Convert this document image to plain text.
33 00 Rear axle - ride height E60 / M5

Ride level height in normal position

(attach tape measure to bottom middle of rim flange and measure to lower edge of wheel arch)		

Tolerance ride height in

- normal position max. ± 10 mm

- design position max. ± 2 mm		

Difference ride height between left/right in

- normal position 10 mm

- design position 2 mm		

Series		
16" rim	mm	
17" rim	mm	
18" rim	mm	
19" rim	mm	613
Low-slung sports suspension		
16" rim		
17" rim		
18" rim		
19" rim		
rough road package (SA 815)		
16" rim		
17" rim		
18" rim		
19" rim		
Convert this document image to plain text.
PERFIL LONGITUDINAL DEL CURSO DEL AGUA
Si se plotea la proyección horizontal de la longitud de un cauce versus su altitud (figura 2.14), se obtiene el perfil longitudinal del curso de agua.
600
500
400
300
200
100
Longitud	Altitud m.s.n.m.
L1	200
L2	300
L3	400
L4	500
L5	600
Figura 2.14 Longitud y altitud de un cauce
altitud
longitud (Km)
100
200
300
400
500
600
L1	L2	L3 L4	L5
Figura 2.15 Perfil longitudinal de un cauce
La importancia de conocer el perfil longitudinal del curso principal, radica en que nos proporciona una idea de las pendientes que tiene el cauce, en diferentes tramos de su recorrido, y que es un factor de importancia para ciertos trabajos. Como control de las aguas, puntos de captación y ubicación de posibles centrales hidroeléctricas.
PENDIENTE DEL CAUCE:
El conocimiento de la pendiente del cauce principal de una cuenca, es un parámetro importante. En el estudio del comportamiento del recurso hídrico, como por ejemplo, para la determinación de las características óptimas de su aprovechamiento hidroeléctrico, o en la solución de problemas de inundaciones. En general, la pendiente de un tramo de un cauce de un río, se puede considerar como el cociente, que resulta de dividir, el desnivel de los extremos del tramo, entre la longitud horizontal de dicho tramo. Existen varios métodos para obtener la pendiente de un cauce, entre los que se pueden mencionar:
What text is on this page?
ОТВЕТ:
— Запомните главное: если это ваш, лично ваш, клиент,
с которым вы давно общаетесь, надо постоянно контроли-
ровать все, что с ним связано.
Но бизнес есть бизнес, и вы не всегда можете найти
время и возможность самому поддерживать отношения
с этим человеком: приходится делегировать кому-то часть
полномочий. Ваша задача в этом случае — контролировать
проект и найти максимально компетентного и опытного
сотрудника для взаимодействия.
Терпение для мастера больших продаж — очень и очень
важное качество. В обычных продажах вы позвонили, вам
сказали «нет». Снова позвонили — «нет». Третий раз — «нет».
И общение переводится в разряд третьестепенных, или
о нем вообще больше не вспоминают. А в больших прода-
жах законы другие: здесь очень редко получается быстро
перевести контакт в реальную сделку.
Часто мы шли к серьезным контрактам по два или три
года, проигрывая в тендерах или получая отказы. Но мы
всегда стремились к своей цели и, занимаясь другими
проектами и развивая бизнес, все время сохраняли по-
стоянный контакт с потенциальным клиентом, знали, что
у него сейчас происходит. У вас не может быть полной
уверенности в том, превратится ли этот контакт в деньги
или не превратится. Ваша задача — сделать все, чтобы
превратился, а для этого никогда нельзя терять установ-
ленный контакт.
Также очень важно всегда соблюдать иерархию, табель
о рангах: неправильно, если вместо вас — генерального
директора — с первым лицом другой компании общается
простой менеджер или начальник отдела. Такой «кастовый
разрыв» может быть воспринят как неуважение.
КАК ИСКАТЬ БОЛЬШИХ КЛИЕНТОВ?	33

[What to do]: All lines that include "если" are to be gathered and copied.

[Exercise solution]:
— Запомните главное: если это ваш, лично ваш, клиент,
о рангах: неправильно, если вместо вас — генерального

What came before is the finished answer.